**STATED TASK:** Repeat the records below exactly, leaving out any pictures.
☆ ☆ ☆ ☆ ☆
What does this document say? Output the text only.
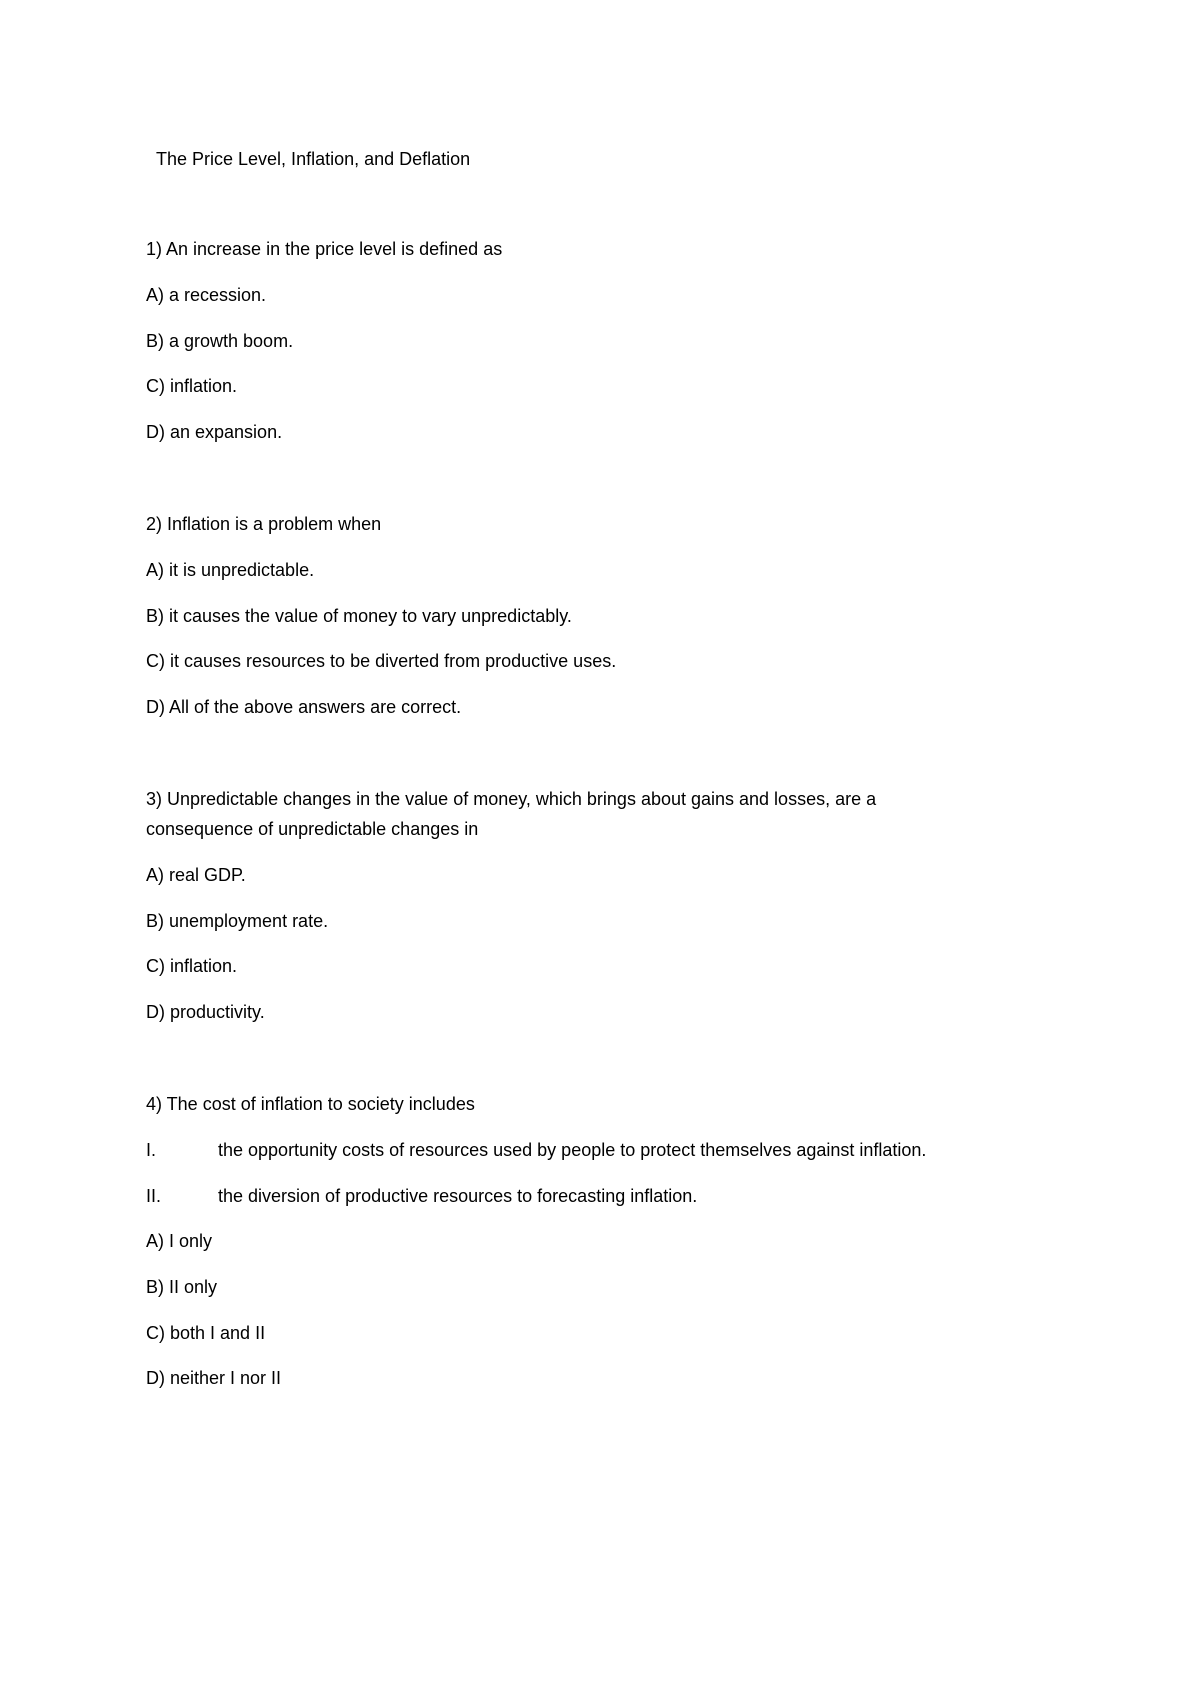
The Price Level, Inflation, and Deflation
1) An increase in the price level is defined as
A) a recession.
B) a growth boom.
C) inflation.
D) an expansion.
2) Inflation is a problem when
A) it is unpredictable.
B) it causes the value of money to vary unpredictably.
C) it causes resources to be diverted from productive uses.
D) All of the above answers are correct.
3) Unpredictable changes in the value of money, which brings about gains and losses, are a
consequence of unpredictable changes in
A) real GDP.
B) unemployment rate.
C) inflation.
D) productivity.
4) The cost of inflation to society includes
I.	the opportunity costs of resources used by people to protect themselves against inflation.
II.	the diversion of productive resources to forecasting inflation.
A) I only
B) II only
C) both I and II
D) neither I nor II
☆ ☆ ☆ ☆ ☆
**RESULT:**
What does this document say? Output the text only.
The Price Level, Inflation, and Deflation
1) An increase in the price level is defined as
A) a recession.
B) a growth boom.
C) inflation.
D) an expansion.
2) Inflation is a problem when
A) it is unpredictable.
B) it causes the value of money to vary unpredictably.
C) it causes resources to be diverted from productive uses.
D) All of the above answers are correct.
3) Unpredictable changes in the value of money, which brings about gains and losses, are a
consequence of unpredictable changes in
A) real GDP.
B) unemployment rate.
C) inflation.
D) productivity.
4) The cost of inflation to society includes
I.	the opportunity costs of resources used by people to protect themselves against inflation.
II.	the diversion of productive resources to forecasting inflation.
A) I only
B) II only
C) both I and II
D) neither I nor II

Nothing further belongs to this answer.